WHAT TO WORK ON ->
Pull out every line containing the string "question".

----------

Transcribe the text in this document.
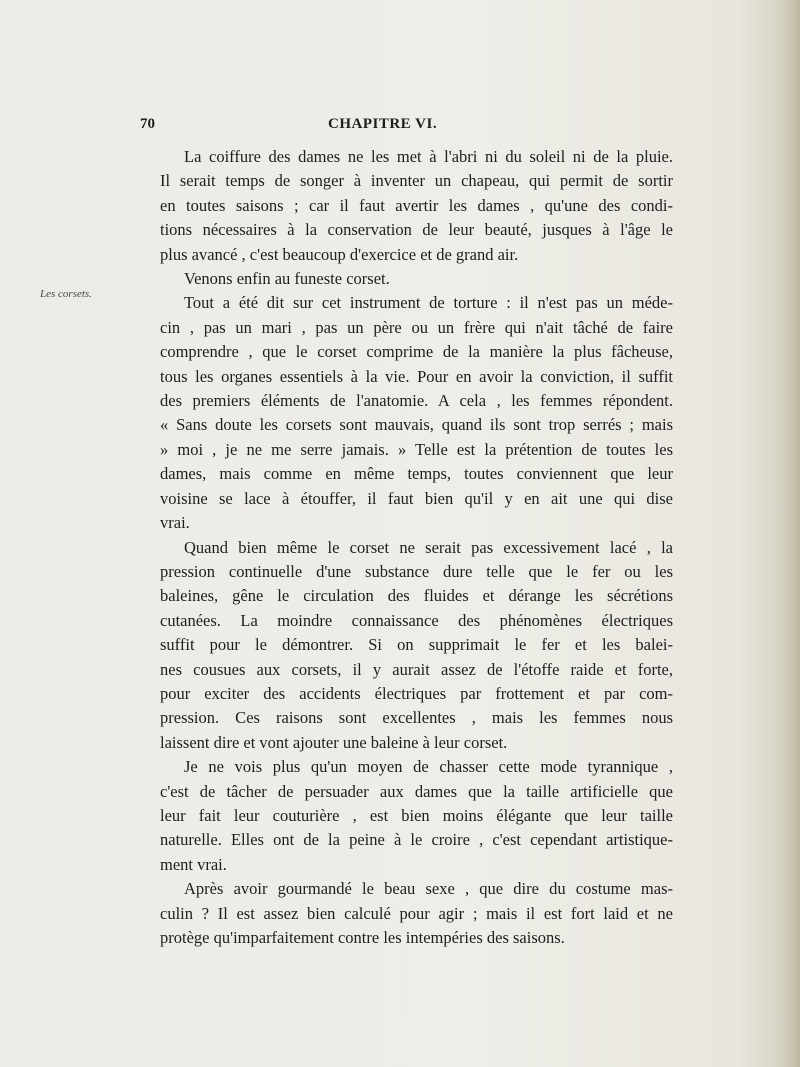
70	CHAPITRE VI.
Les corsets.
La coiffure des dames ne les met à l'abri ni du soleil ni de la pluie.
Il serait temps de songer à inventer un chapeau, qui permit de sortir
en toutes saisons ; car il faut avertir les dames , qu'une des condi-
tions nécessaires à la conservation de leur beauté, jusques à l'âge le
plus avancé , c'est beaucoup d'exercice et de grand air.
Venons enfin au funeste corset.
Tout a été dit sur cet instrument de torture : il n'est pas un méde-
cin , pas un mari , pas un père ou un frère qui n'ait tâché de faire
comprendre , que le corset comprime de la manière la plus fâcheuse,
tous les organes essentiels à la vie. Pour en avoir la conviction, il suffit
des premiers éléments de l'anatomie. A cela , les femmes répondent.
« Sans doute les corsets sont mauvais, quand ils sont trop serrés ; mais
» moi , je ne me serre jamais. » Telle est la prétention de toutes les
dames, mais comme en même temps, toutes conviennent que leur
voisine se lace à étouffer, il faut bien qu'il y en ait une qui dise
vrai.
Quand bien même le corset ne serait pas excessivement lacé , la
pression continuelle d'une substance dure telle que le fer ou les
baleines, gêne le circulation des fluides et dérange les sécrétions
cutanées. La moindre connaissance des phénomènes électriques
suffit pour le démontrer. Si on supprimait le fer et les balei-
nes cousues aux corsets, il y aurait assez de l'étoffe raide et forte,
pour exciter des accidents électriques par frottement et par com-
pression. Ces raisons sont excellentes , mais les femmes nous
laissent dire et vont ajouter une baleine à leur corset.
Je ne vois plus qu'un moyen de chasser cette mode tyrannique ,
c'est de tâcher de persuader aux dames que la taille artificielle que
leur fait leur couturière , est bien moins élégante que leur taille
naturelle. Elles ont de la peine à le croire , c'est cependant artistique-
ment vrai.
Après avoir gourmandé le beau sexe , que dire du costume mas-
culin ? Il est assez bien calculé pour agir ; mais il est fort laid et ne
protège qu'imparfaitement contre les intempéries des saisons.
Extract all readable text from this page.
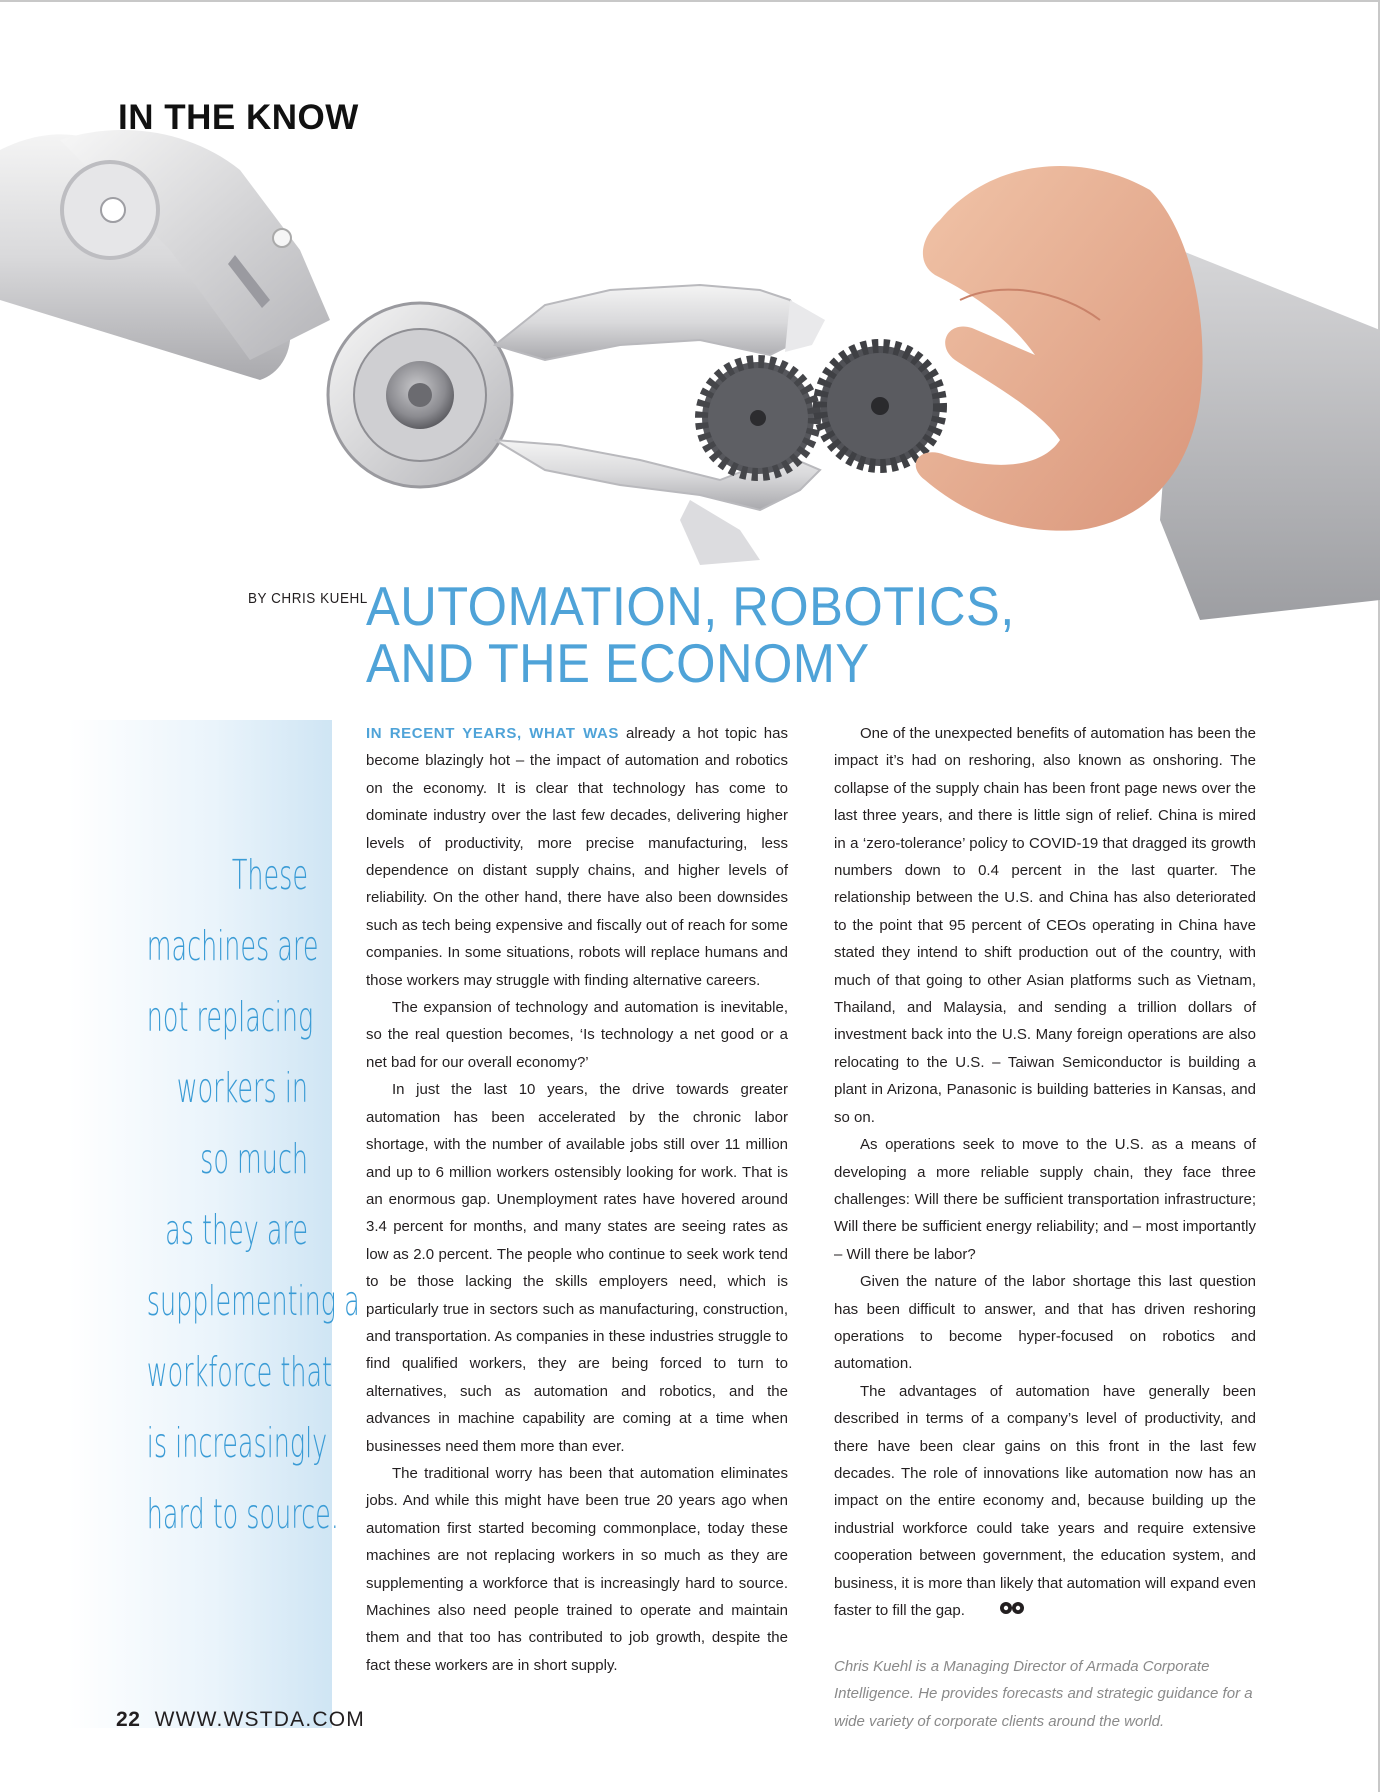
IN THE KNOW
BY CHRIS KUEHL
AUTOMATION, ROBOTICS,
AND THE ECONOMY
These
machines are
not replacing
workers in
so much
as they are
supplementing a
workforce that
is increasingly
hard to source.

IN RECENT YEARS, WHAT WAS already a hot topic has become blazingly hot – the impact of automation and robotics on the economy. It is clear that technology has come to dominate industry over the last few decades, delivering higher levels of productivity, more precise manufacturing, less dependence on distant supply chains, and higher levels of reliability. On the other hand, there have also been downsides such as tech being expensive and fiscally out of reach for some companies. In some situations, robots will replace humans and those workers may struggle with finding alternative careers.

The expansion of technology and automation is inevitable, so the real question becomes, ‘Is technology a net good or a net bad for our overall economy?’

In just the last 10 years, the drive towards greater automation has been accelerated by the chronic labor shortage, with the number of available jobs still over 11 million and up to 6 million workers ostensibly looking for work. That is an enormous gap. Unemployment rates have hovered around 3.4 percent for months, and many states are seeing rates as low as 2.0 percent. The people who continue to seek work tend to be those lacking the skills employers need, which is particularly true in sectors such as manufacturing, construction, and transportation. As companies in these industries struggle to find qualified workers, they are being forced to turn to alternatives, such as automation and robotics, and the advances in machine capability are coming at a time when businesses need them more than ever.

The traditional worry has been that automation eliminates jobs. And while this might have been true 20 years ago when automation first started becoming commonplace, today these machines are not replacing workers in so much as they are supplementing a workforce that is increasingly hard to source. Machines also need people trained to operate and maintain them and that too has contributed to job growth, despite the fact these workers are in short supply.

One of the unexpected benefits of automation has been the impact it’s had on reshoring, also known as onshoring. The collapse of the supply chain has been front page news over the last three years, and there is little sign of relief. China is mired in a ‘zero-tolerance’ policy to COVID-19 that dragged its growth numbers down to 0.4 percent in the last quarter. The relationship between the U.S. and China has also deteriorated to the point that 95 percent of CEOs operating in China have stated they intend to shift production out of the country, with much of that going to other Asian platforms such as Vietnam, Thailand, and Malaysia, and sending a trillion dollars of investment back into the U.S. Many foreign operations are also relocating to the U.S. – Taiwan Semiconductor is building a plant in Arizona, Panasonic is building batteries in Kansas, and so on.

As operations seek to move to the U.S. as a means of developing a more reliable supply chain, they face three challenges: Will there be sufficient transportation infrastructure; Will there be sufficient energy reliability; and – most importantly – Will there be labor?

Given the nature of the labor shortage this last question has been difficult to answer, and that has driven reshoring operations to become hyper-focused on robotics and automation.

The advantages of automation have generally been described in terms of a company’s level of productivity, and there have been clear gains on this front in the last few decades. The role of innovations like automation now has an impact on the entire economy and, because building up the industrial workforce could take years and require extensive cooperation between government, the education system, and business, it is more than likely that automation will expand even faster to fill the gap.

Chris Kuehl is a Managing Director of Armada Corporate Intelligence. He provides forecasts and strategic guidance for a wide variety of corporate clients around the world.

22 WWW.WSTDA.COM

----------

SOLUTION FOR THIS EXERCISE ->
The expansion of technology and automation is inevitable, so the real question becomes, ‘Is technology a net good or a net bad for our overall economy?’
Given the nature of the labor shortage this last question has been difficult to answer, and that has driven reshoring operations to become hyper-focused on robotics and automation.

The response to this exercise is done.